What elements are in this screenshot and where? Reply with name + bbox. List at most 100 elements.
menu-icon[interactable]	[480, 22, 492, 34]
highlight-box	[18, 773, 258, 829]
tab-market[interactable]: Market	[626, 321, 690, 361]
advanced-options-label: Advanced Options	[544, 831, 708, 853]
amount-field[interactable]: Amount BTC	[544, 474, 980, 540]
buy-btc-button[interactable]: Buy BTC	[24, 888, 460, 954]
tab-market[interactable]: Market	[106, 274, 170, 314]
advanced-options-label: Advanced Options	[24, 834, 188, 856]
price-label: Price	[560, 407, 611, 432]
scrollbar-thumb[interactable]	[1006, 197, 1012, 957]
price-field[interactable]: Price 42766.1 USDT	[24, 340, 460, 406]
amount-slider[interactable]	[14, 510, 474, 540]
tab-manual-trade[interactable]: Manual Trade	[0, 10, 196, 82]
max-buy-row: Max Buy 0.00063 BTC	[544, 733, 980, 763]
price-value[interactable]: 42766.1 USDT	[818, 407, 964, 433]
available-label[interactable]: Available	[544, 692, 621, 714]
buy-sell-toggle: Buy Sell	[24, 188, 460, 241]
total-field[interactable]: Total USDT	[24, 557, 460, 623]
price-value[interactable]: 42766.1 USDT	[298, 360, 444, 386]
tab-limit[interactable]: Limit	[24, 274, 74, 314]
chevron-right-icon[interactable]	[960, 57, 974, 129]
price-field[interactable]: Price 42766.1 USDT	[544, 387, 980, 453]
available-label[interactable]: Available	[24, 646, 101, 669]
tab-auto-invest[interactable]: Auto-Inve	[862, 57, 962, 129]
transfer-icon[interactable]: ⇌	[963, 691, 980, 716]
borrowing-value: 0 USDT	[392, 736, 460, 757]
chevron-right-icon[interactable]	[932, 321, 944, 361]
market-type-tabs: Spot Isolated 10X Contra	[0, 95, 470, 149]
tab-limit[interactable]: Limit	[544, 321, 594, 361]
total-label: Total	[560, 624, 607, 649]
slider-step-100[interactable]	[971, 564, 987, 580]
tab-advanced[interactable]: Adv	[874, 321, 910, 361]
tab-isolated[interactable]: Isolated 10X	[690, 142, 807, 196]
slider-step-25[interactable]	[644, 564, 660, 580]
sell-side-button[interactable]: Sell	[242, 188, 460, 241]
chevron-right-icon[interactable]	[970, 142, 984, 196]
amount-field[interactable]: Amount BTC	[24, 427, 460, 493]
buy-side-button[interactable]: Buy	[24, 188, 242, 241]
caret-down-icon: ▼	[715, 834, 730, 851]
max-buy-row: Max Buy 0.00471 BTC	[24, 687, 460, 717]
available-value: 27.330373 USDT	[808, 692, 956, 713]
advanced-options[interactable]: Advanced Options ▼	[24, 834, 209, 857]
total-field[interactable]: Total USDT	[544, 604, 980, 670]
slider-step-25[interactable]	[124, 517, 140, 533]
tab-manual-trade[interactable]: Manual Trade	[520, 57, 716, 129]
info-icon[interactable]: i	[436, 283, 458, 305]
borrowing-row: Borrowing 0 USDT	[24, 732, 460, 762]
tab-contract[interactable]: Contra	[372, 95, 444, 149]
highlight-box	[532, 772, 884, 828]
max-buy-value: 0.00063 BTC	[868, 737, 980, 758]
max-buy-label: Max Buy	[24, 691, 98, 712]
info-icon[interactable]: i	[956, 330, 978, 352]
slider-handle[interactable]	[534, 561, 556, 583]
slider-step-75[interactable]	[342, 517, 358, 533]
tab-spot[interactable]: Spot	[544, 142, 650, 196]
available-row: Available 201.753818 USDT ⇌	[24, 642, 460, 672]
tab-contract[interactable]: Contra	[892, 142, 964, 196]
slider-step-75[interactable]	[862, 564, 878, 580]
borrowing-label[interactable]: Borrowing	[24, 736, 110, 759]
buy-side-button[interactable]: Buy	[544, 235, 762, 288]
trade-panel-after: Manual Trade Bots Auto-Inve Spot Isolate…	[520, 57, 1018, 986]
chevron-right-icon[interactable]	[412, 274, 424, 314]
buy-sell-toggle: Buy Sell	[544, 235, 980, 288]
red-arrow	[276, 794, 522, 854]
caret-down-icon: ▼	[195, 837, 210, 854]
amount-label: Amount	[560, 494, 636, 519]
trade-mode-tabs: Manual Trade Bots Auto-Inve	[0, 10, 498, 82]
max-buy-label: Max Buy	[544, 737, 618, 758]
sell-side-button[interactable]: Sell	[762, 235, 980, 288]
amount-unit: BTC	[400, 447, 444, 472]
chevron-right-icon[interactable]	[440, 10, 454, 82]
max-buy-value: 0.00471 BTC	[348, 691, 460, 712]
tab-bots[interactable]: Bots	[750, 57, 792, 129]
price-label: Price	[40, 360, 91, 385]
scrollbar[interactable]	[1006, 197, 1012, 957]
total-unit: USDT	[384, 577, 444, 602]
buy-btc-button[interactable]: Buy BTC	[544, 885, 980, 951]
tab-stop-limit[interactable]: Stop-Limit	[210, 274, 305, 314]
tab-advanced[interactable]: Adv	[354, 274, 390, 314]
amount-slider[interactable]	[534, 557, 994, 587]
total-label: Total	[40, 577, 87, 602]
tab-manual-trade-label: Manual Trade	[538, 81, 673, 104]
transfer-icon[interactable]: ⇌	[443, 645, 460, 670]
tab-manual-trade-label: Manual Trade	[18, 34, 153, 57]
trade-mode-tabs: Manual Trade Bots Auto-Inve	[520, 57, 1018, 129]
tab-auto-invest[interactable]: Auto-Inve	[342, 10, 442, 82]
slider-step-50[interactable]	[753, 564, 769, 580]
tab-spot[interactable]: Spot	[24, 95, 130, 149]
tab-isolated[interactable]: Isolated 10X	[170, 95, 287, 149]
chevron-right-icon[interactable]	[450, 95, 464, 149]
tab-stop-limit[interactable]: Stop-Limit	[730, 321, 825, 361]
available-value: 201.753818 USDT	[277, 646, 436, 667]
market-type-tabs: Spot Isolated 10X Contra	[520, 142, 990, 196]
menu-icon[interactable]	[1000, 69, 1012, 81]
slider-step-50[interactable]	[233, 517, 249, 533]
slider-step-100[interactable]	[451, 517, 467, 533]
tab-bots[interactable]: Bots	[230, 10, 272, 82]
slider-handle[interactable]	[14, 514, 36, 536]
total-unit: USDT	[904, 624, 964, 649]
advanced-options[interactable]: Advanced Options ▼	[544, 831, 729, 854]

Exercise aim.
Copy out every line of the entries above without changing any characters.

Result for this exercise.
What elements are in this screenshot and where? Reply with name + bbox. List at most 100 elements.
menu-icon[interactable]	[480, 22, 492, 34]
highlight-box	[18, 773, 258, 829]
tab-market[interactable]: Market	[626, 321, 690, 361]
advanced-options-label: Advanced Options	[544, 831, 708, 853]
amount-field[interactable]: Amount BTC	[544, 474, 980, 540]
buy-btc-button[interactable]: Buy BTC	[24, 888, 460, 954]
tab-market[interactable]: Market	[106, 274, 170, 314]
advanced-options-label: Advanced Options	[24, 834, 188, 856]
price-label: Price	[560, 407, 611, 432]
scrollbar-thumb[interactable]	[1006, 197, 1012, 957]
price-field[interactable]: Price 42766.1 USDT	[24, 340, 460, 406]
amount-slider[interactable]	[14, 510, 474, 540]
tab-manual-trade[interactable]: Manual Trade	[0, 10, 196, 82]
max-buy-row: Max Buy 0.00063 BTC	[544, 733, 980, 763]
price-value[interactable]: 42766.1 USDT	[818, 407, 964, 433]
available-label[interactable]: Available	[544, 692, 621, 714]
buy-sell-toggle: Buy Sell	[24, 188, 460, 241]
total-field[interactable]: Total USDT	[24, 557, 460, 623]
price-value[interactable]: 42766.1 USDT	[298, 360, 444, 386]
tab-limit[interactable]: Limit	[24, 274, 74, 314]
chevron-right-icon[interactable]	[960, 57, 974, 129]
price-field[interactable]: Price 42766.1 USDT	[544, 387, 980, 453]
available-label[interactable]: Available	[24, 646, 101, 669]
tab-auto-invest[interactable]: Auto-Inve	[862, 57, 962, 129]
transfer-icon[interactable]: ⇌	[963, 691, 980, 716]
borrowing-value: 0 USDT	[392, 736, 460, 757]
chevron-right-icon[interactable]	[932, 321, 944, 361]
market-type-tabs: Spot Isolated 10X Contra	[0, 95, 470, 149]
tab-limit[interactable]: Limit	[544, 321, 594, 361]
total-label: Total	[560, 624, 607, 649]
slider-step-100[interactable]	[971, 564, 987, 580]
tab-advanced[interactable]: Adv	[874, 321, 910, 361]
tab-isolated[interactable]: Isolated 10X	[690, 142, 807, 196]
slider-step-25[interactable]	[644, 564, 660, 580]
sell-side-button[interactable]: Sell	[242, 188, 460, 241]
chevron-right-icon[interactable]	[970, 142, 984, 196]
amount-field[interactable]: Amount BTC	[24, 427, 460, 493]
buy-side-button[interactable]: Buy	[24, 188, 242, 241]
caret-down-icon: ▼	[715, 834, 730, 851]
max-buy-row: Max Buy 0.00471 BTC	[24, 687, 460, 717]
available-value: 27.330373 USDT	[808, 692, 956, 713]
advanced-options[interactable]: Advanced Options ▼	[24, 834, 209, 857]
total-field[interactable]: Total USDT	[544, 604, 980, 670]
slider-step-25[interactable]	[124, 517, 140, 533]
tab-manual-trade[interactable]: Manual Trade	[520, 57, 716, 129]
info-icon[interactable]: i	[436, 283, 458, 305]
borrowing-row: Borrowing 0 USDT	[24, 732, 460, 762]
tab-contract[interactable]: Contra	[372, 95, 444, 149]
highlight-box	[532, 772, 884, 828]
max-buy-value: 0.00063 BTC	[868, 737, 980, 758]
max-buy-label: Max Buy	[24, 691, 98, 712]
info-icon[interactable]: i	[956, 330, 978, 352]
slider-handle[interactable]	[534, 561, 556, 583]
slider-step-75[interactable]	[342, 517, 358, 533]
tab-spot[interactable]: Spot	[544, 142, 650, 196]
available-row: Available 201.753818 USDT ⇌	[24, 642, 460, 672]
tab-contract[interactable]: Contra	[892, 142, 964, 196]
slider-step-75[interactable]	[862, 564, 878, 580]
borrowing-label[interactable]: Borrowing	[24, 736, 110, 759]
buy-side-button[interactable]: Buy	[544, 235, 762, 288]
trade-panel-after: Manual Trade Bots Auto-Inve Spot Isolate…	[520, 57, 1018, 986]
chevron-right-icon[interactable]	[412, 274, 424, 314]
buy-sell-toggle: Buy Sell	[544, 235, 980, 288]
red-arrow	[276, 794, 522, 854]
caret-down-icon: ▼	[195, 837, 210, 854]
amount-label: Amount	[560, 494, 636, 519]
trade-mode-tabs: Manual Trade Bots Auto-Inve	[0, 10, 498, 82]
max-buy-label: Max Buy	[544, 737, 618, 758]
sell-side-button[interactable]: Sell	[762, 235, 980, 288]
amount-unit: BTC	[400, 447, 444, 472]
chevron-right-icon[interactable]	[440, 10, 454, 82]
max-buy-value: 0.00471 BTC	[348, 691, 460, 712]
tab-bots[interactable]: Bots	[750, 57, 792, 129]
price-label: Price	[40, 360, 91, 385]
scrollbar[interactable]	[1006, 197, 1012, 957]
total-unit: USDT	[384, 577, 444, 602]
buy-btc-button[interactable]: Buy BTC	[544, 885, 980, 951]
tab-stop-limit[interactable]: Stop-Limit	[210, 274, 305, 314]
tab-advanced[interactable]: Adv	[354, 274, 390, 314]
amount-slider[interactable]	[534, 557, 994, 587]
total-label: Total	[40, 577, 87, 602]
tab-manual-trade-label: Manual Trade	[538, 81, 673, 104]
transfer-icon[interactable]: ⇌	[443, 645, 460, 670]
tab-manual-trade-label: Manual Trade	[18, 34, 153, 57]
trade-mode-tabs: Manual Trade Bots Auto-Inve	[520, 57, 1018, 129]
tab-auto-invest[interactable]: Auto-Inve	[342, 10, 442, 82]
slider-step-50[interactable]	[753, 564, 769, 580]
tab-spot[interactable]: Spot	[24, 95, 130, 149]
tab-isolated[interactable]: Isolated 10X	[170, 95, 287, 149]
chevron-right-icon[interactable]	[450, 95, 464, 149]
tab-stop-limit[interactable]: Stop-Limit	[730, 321, 825, 361]
available-value: 201.753818 USDT	[277, 646, 436, 667]
market-type-tabs: Spot Isolated 10X Contra	[520, 142, 990, 196]
menu-icon[interactable]	[1000, 69, 1012, 81]
slider-step-50[interactable]	[233, 517, 249, 533]
slider-step-100[interactable]	[451, 517, 467, 533]
tab-bots[interactable]: Bots	[230, 10, 272, 82]
slider-handle[interactable]	[14, 514, 36, 536]
total-unit: USDT	[904, 624, 964, 649]
advanced-options[interactable]: Advanced Options ▼	[544, 831, 729, 854]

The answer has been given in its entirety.